◆ Ejercicio escrito ◆
Del texto sobre la crisis de autoridad que aparece más abajo, copia sin cambios todo lo que va desde "Una de las aristas" hasta "tomas o movilizaciones.".

◆ Texto para leer ◆
──────────────────────────────
Una de las aristas de la crisis de seguridad, tiene que ver con los problemas de autoridad, que han sido fuente de un profundo cuestionamiento y ponen en riesgo el orden social y el Estado de Derecho. Este cuestionamiento se da en distintos niveles: desde la falta de reconocimiento de la autoridad de gobierno -que permite ahuyentar a balazos a una ministra de Estado-, la de Carabineros y fuerzas armadas en el resguardo del orden público, hasta la del profesor como autoridad dentro de la sala de clases -controvertida por los estudiantes con el beneplácito de sus padres- o de los directores, que se enfrentan a petitorios estudiantiles, convertidos más bien en mandatos que exigen bajo la condición de no levantar las tomas o movilizaciones.
──────────────────────────────
◆ Registros de datos ◆
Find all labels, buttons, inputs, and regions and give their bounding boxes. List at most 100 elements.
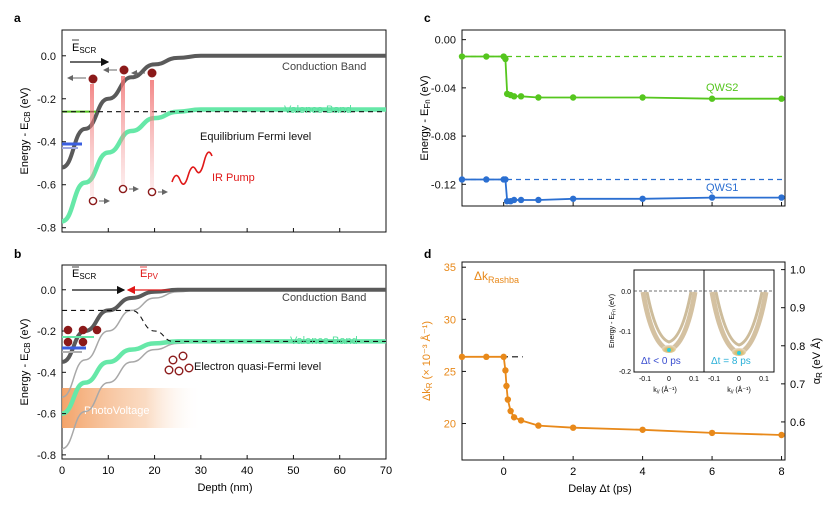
──────────────────────────────
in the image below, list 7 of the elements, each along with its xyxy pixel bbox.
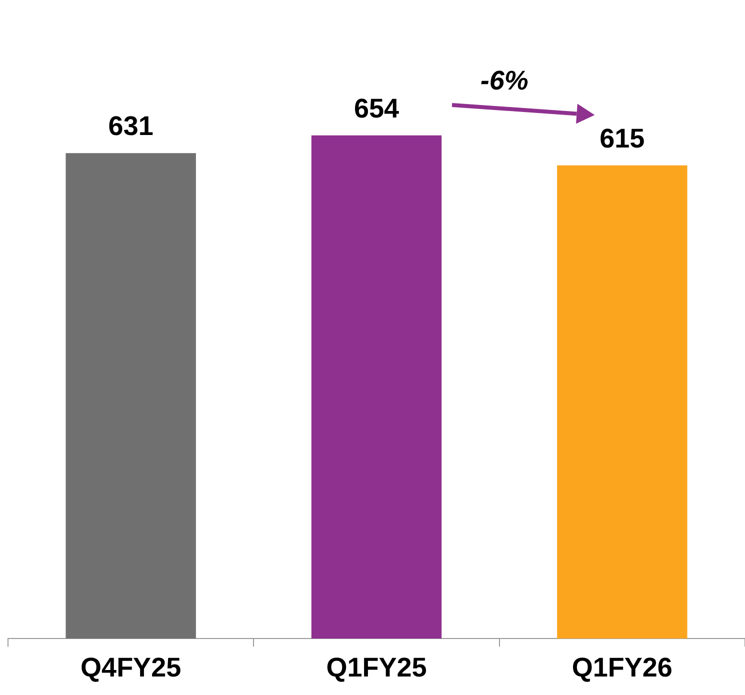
──────────────────────────────
◆ Respuesta del ejercicio ◆
Una de las aristas de la crisis de seguridad, tiene que ver con los problemas de autoridad, que han sido fuente de un profundo cuestionamiento y ponen en riesgo el orden social y el Estado de Derecho. Este cuestionamiento se da en distintos niveles: desde la falta de reconocimiento de la autoridad de gobierno -que permite ahuyentar a balazos a una ministra de Estado-, la de Carabineros y fuerzas armadas en el resguardo del orden público, hasta la del profesor como autoridad dentro de la sala de clases -controvertida por los estudiantes con el beneplácito de sus padres- o de los directores, que se enfrentan a petitorios estudiantiles, convertidos más bien en mandatos que exigen bajo la condición de no levantar las tomas o movilizaciones.